— START —

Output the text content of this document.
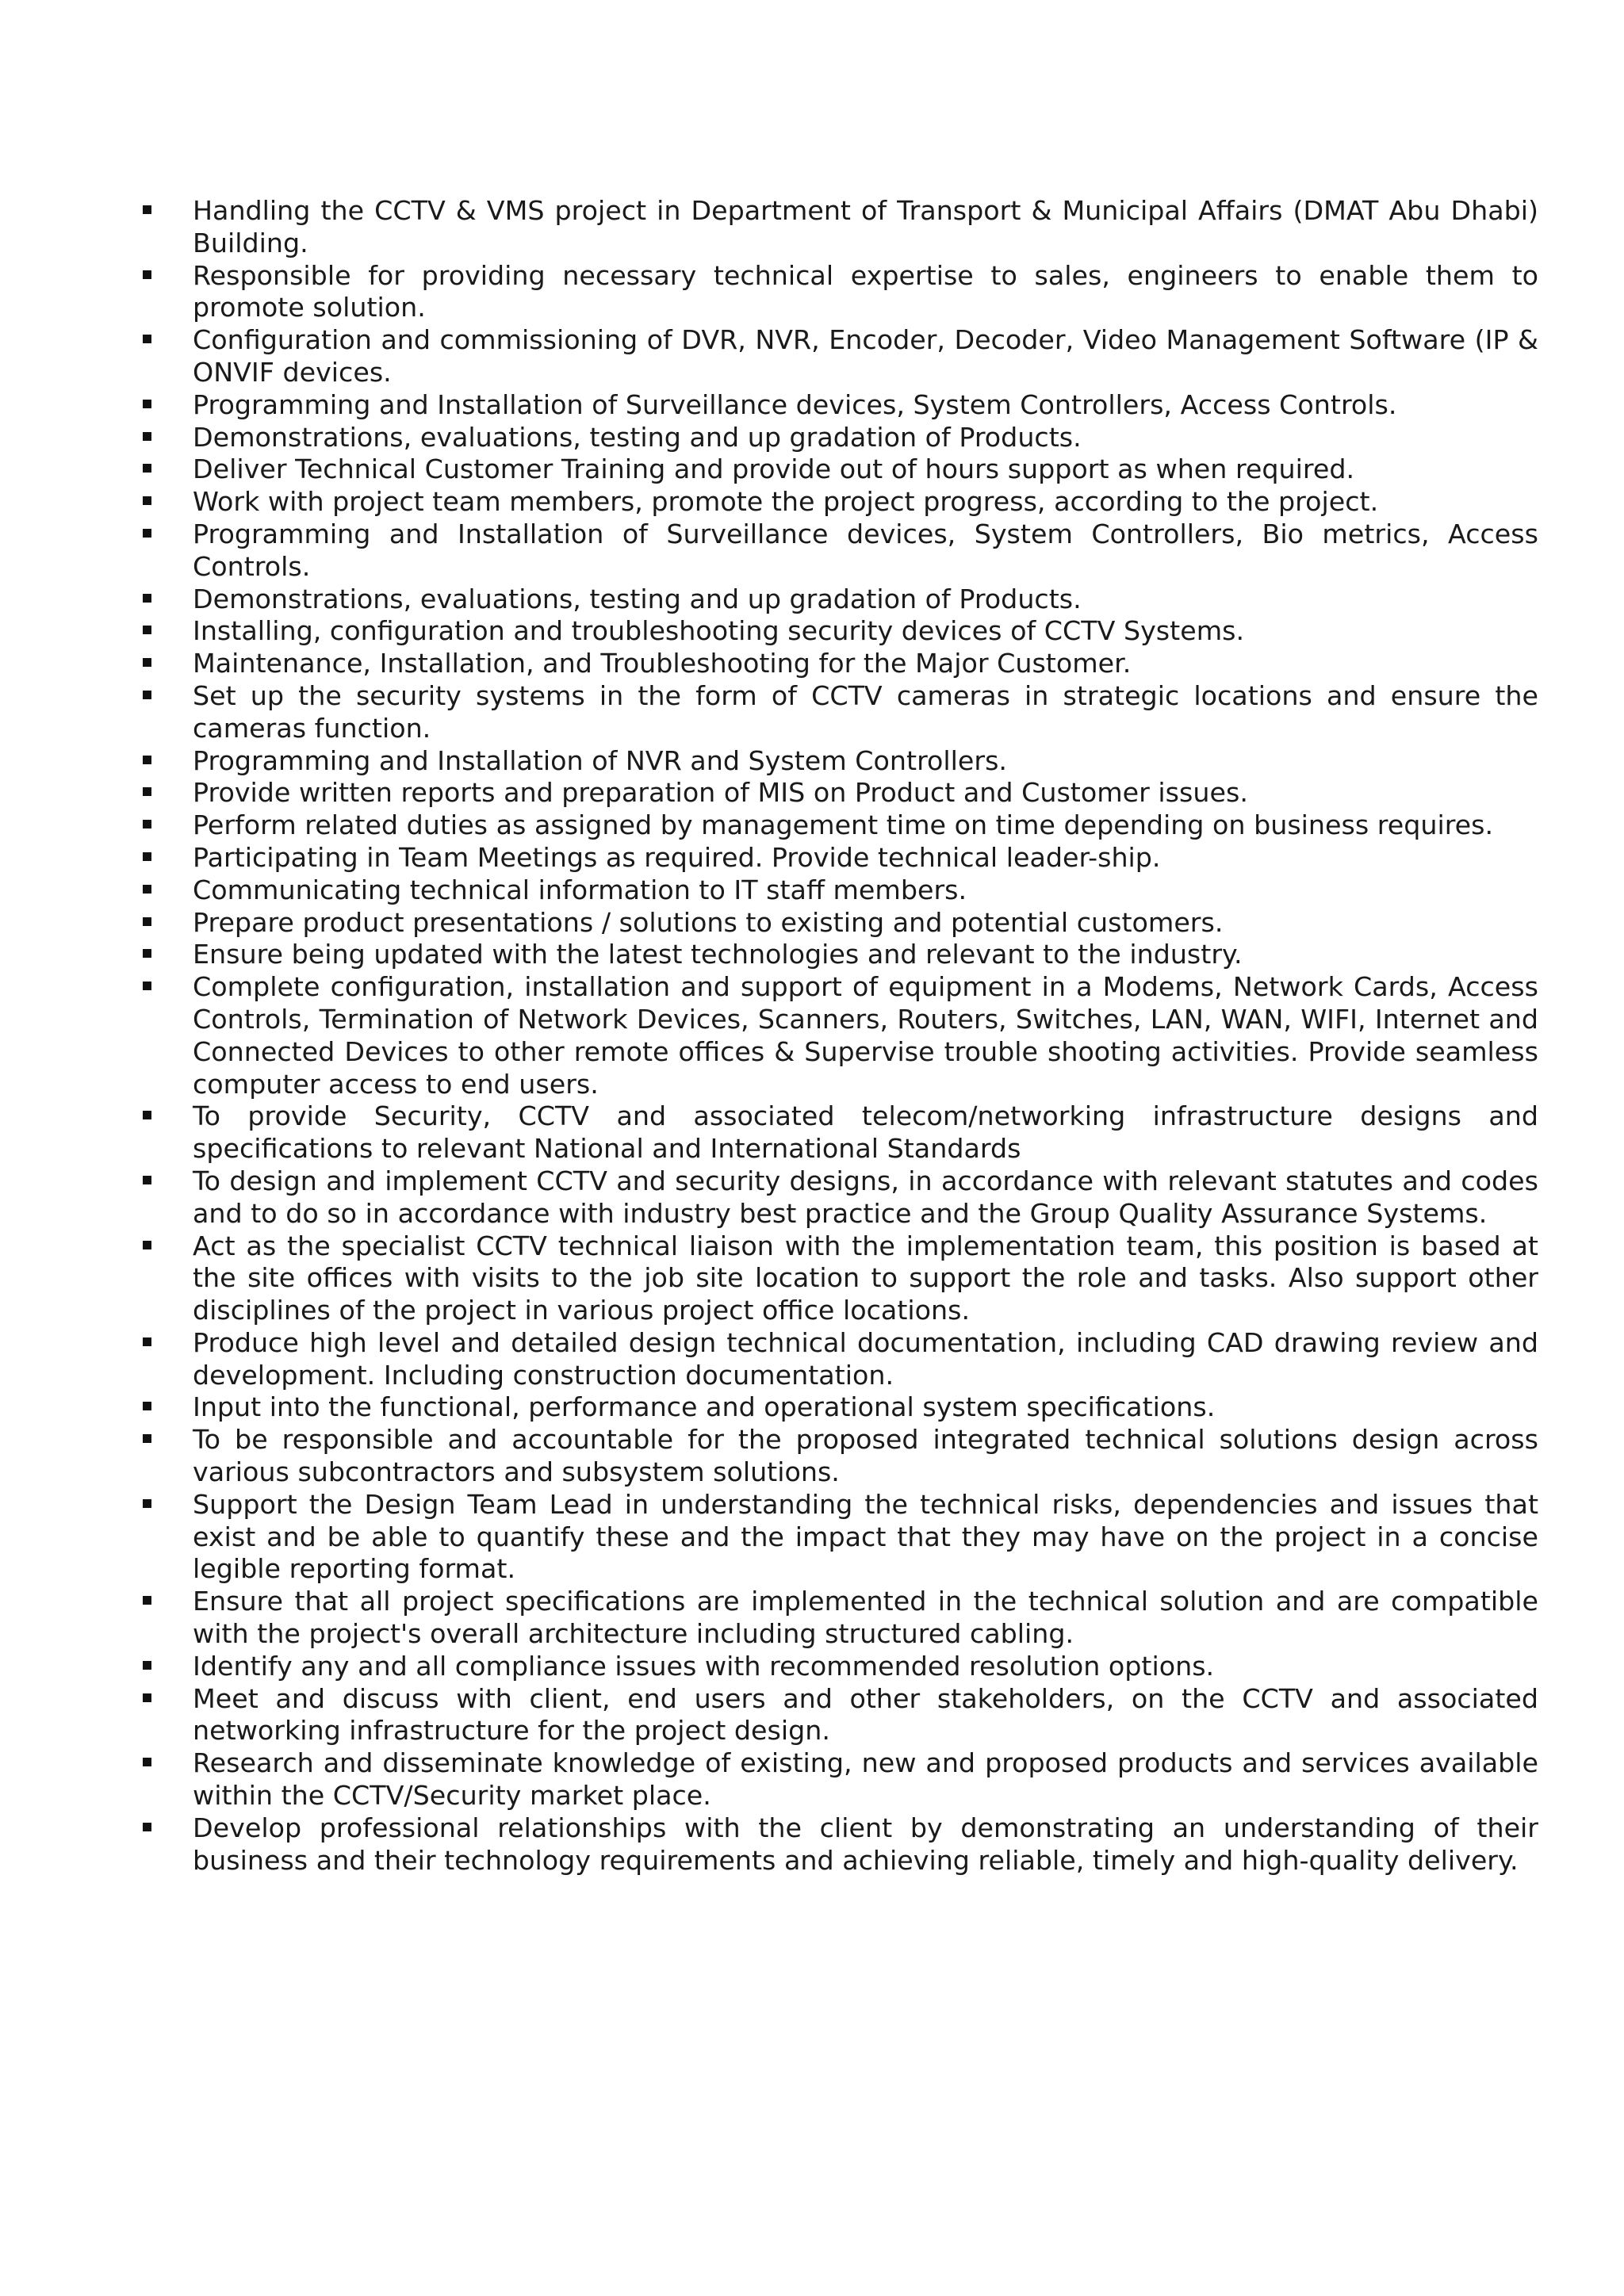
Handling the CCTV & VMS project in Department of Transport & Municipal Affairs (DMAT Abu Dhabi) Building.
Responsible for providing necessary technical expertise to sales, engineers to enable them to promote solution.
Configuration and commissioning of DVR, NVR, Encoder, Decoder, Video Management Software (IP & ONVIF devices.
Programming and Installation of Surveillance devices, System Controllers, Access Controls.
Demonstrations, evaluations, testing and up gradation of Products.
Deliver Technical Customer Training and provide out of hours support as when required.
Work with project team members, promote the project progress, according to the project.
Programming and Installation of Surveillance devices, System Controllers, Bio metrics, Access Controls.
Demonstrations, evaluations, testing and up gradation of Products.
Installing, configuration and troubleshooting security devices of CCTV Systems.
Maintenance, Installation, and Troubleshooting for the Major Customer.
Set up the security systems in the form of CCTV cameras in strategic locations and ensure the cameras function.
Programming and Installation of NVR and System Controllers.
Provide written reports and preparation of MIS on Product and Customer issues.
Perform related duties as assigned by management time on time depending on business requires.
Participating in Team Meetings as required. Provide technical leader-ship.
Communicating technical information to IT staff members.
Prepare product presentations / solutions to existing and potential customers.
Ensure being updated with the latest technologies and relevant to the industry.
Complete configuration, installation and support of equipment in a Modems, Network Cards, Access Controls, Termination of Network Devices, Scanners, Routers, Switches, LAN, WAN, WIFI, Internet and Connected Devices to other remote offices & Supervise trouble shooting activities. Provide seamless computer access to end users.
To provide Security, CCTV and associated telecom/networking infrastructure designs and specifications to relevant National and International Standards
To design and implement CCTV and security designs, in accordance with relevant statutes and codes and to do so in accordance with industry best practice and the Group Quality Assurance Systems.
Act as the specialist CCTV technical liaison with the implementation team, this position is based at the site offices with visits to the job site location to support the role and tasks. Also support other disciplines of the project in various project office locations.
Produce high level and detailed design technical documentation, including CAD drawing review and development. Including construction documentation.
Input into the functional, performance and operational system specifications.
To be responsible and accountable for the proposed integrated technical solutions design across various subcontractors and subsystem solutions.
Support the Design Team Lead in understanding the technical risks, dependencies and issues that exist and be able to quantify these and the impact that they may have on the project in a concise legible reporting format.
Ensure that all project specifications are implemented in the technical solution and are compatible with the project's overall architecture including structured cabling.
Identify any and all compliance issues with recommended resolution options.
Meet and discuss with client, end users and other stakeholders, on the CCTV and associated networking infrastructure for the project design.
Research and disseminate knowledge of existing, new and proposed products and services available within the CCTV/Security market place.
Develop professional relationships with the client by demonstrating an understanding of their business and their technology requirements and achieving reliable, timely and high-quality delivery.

— END —
— START —

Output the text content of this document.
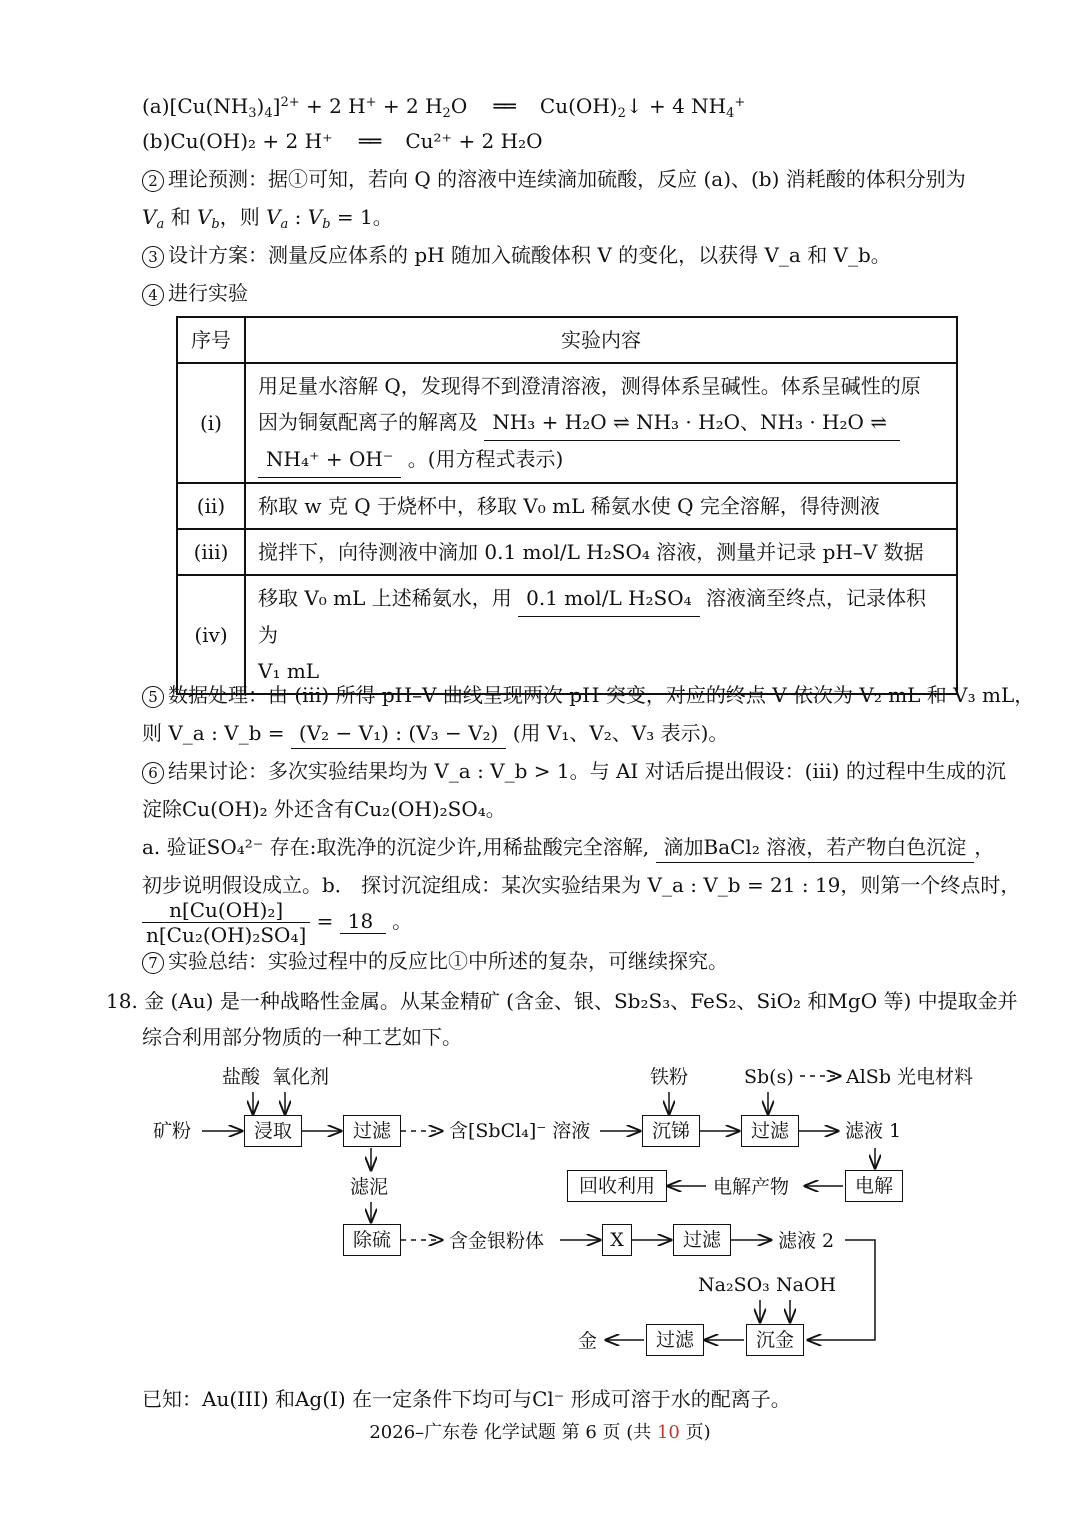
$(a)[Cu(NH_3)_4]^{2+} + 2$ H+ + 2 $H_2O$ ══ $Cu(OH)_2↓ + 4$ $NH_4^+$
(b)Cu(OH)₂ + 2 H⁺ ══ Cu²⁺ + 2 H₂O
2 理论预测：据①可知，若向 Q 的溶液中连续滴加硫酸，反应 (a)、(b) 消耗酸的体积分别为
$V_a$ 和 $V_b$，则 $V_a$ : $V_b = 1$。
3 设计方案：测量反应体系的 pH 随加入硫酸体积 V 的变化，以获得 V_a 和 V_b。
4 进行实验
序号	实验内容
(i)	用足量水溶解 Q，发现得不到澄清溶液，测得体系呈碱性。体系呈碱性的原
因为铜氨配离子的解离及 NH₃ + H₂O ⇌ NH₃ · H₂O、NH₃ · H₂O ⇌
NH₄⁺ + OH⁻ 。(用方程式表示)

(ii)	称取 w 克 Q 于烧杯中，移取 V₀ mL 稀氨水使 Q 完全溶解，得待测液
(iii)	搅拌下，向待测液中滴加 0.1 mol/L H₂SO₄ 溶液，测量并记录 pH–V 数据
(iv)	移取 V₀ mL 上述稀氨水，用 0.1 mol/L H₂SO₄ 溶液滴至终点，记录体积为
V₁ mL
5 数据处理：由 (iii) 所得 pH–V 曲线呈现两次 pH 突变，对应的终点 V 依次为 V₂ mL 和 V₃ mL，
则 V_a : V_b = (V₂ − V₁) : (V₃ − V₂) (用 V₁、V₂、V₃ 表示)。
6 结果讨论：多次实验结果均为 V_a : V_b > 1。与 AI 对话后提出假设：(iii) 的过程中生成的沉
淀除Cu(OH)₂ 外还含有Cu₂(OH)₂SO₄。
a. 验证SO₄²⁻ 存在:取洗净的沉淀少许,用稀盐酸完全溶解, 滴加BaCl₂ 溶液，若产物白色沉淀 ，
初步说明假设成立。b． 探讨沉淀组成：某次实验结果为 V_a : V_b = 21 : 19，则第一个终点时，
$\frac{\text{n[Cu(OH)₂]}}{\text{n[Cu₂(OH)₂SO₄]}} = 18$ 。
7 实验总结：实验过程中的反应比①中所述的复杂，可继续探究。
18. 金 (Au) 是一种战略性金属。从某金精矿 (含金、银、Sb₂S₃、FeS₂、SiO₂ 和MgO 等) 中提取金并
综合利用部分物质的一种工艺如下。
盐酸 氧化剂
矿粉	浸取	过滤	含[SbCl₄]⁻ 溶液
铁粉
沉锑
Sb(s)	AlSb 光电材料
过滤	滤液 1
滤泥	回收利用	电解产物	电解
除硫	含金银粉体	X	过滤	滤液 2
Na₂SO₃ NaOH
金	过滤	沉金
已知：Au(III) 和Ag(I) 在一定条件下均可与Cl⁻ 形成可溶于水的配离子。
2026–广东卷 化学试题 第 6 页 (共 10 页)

— END —
— START —

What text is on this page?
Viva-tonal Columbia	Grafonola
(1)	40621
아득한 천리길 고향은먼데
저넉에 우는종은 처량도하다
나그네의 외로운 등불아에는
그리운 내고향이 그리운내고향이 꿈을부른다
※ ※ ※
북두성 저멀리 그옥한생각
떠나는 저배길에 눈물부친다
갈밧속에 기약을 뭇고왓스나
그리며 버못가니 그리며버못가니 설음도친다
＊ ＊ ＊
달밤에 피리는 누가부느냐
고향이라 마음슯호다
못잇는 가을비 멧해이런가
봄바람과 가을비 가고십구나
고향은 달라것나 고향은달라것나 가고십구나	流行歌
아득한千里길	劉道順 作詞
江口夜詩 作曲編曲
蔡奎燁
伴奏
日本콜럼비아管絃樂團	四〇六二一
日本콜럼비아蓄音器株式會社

— END —

> Exercise brief: Across the entries, how many lines contain "solutions"? Reply with the number only.

> Result for this task: 2